What to do
Keep the pictures out of the copy and repeat the records exactly.

..........

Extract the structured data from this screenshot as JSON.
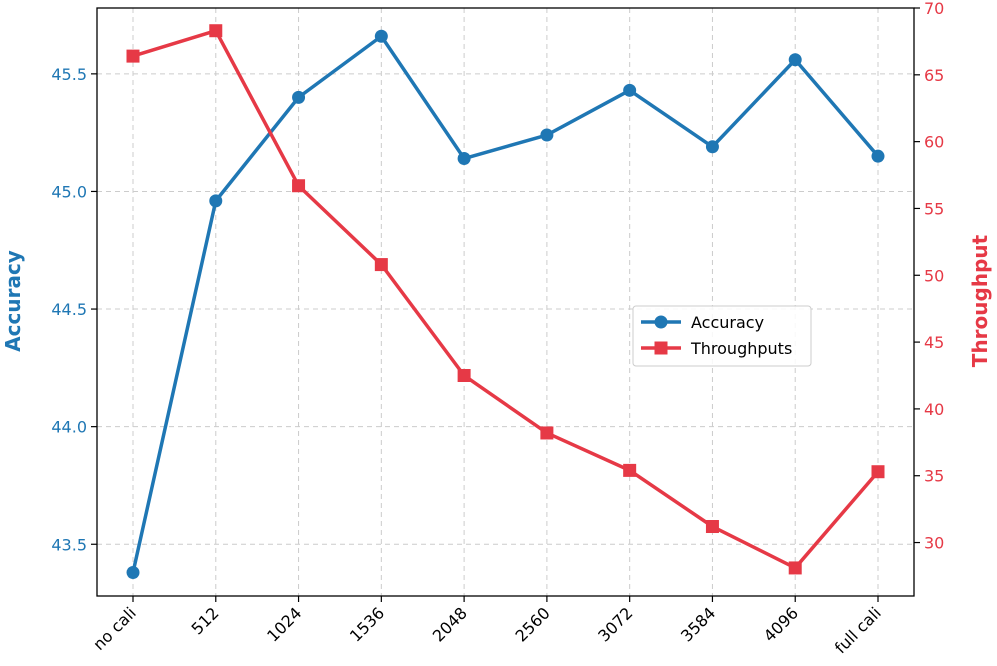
{
  "chart_data": {
    "type": "line",
    "categories": [
      "no cali",
      "512",
      "1024",
      "1536",
      "2048",
      "2560",
      "3072",
      "3584",
      "4096",
      "full cali"
    ],
    "series": [
      {
        "name": "Accuracy",
        "axis": "left",
        "marker": "circle",
        "color": "#1f77b4",
        "values": [
          43.38,
          44.96,
          45.4,
          45.66,
          45.14,
          45.24,
          45.43,
          45.19,
          45.56,
          45.15
        ]
      },
      {
        "name": "Throughputs",
        "axis": "right",
        "marker": "square",
        "color": "#e63946",
        "values": [
          66.4,
          68.3,
          56.7,
          50.8,
          42.5,
          38.2,
          35.4,
          31.2,
          28.1,
          35.3
        ]
      }
    ],
    "ylabel_left": "Accuracy",
    "ylabel_right": "Throughput",
    "ylim_left": [
      43.28,
      45.78
    ],
    "ylim_right": [
      26.0,
      70.0
    ],
    "yticks_left": [
      43.5,
      44.0,
      44.5,
      45.0,
      45.5
    ],
    "yticks_left_labels": [
      "43.5",
      "44.0",
      "44.5",
      "45.0",
      "45.5"
    ],
    "yticks_right": [
      30,
      35,
      40,
      45,
      50,
      55,
      60,
      65,
      70
    ],
    "yticks_right_labels": [
      "30",
      "35",
      "40",
      "45",
      "50",
      "55",
      "60",
      "65",
      "70"
    ],
    "grid": true,
    "legend_position": "center-right"
  }
}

..........

Answer to the exercise
Extract the structured data from this screenshot as JSON.
{
  "chart_data": {
    "type": "line",
    "categories": [
      "no cali",
      "512",
      "1024",
      "1536",
      "2048",
      "2560",
      "3072",
      "3584",
      "4096",
      "full cali"
    ],
    "series": [
      {
        "name": "Accuracy",
        "axis": "left",
        "marker": "circle",
        "color": "#1f77b4",
        "values": [
          43.38,
          44.96,
          45.4,
          45.66,
          45.14,
          45.24,
          45.43,
          45.19,
          45.56,
          45.15
        ]
      },
      {
        "name": "Throughputs",
        "axis": "right",
        "marker": "square",
        "color": "#e63946",
        "values": [
          66.4,
          68.3,
          56.7,
          50.8,
          42.5,
          38.2,
          35.4,
          31.2,
          28.1,
          35.3
        ]
      }
    ],
    "ylabel_left": "Accuracy",
    "ylabel_right": "Throughput",
    "ylim_left": [
      43.28,
      45.78
    ],
    "ylim_right": [
      26.0,
      70.0
    ],
    "yticks_left": [
      43.5,
      44.0,
      44.5,
      45.0,
      45.5
    ],
    "yticks_left_labels": [
      "43.5",
      "44.0",
      "44.5",
      "45.0",
      "45.5"
    ],
    "yticks_right": [
      30,
      35,
      40,
      45,
      50,
      55,
      60,
      65,
      70
    ],
    "yticks_right_labels": [
      "30",
      "35",
      "40",
      "45",
      "50",
      "55",
      "60",
      "65",
      "70"
    ],
    "grid": true,
    "legend_position": "center-right"
  }
}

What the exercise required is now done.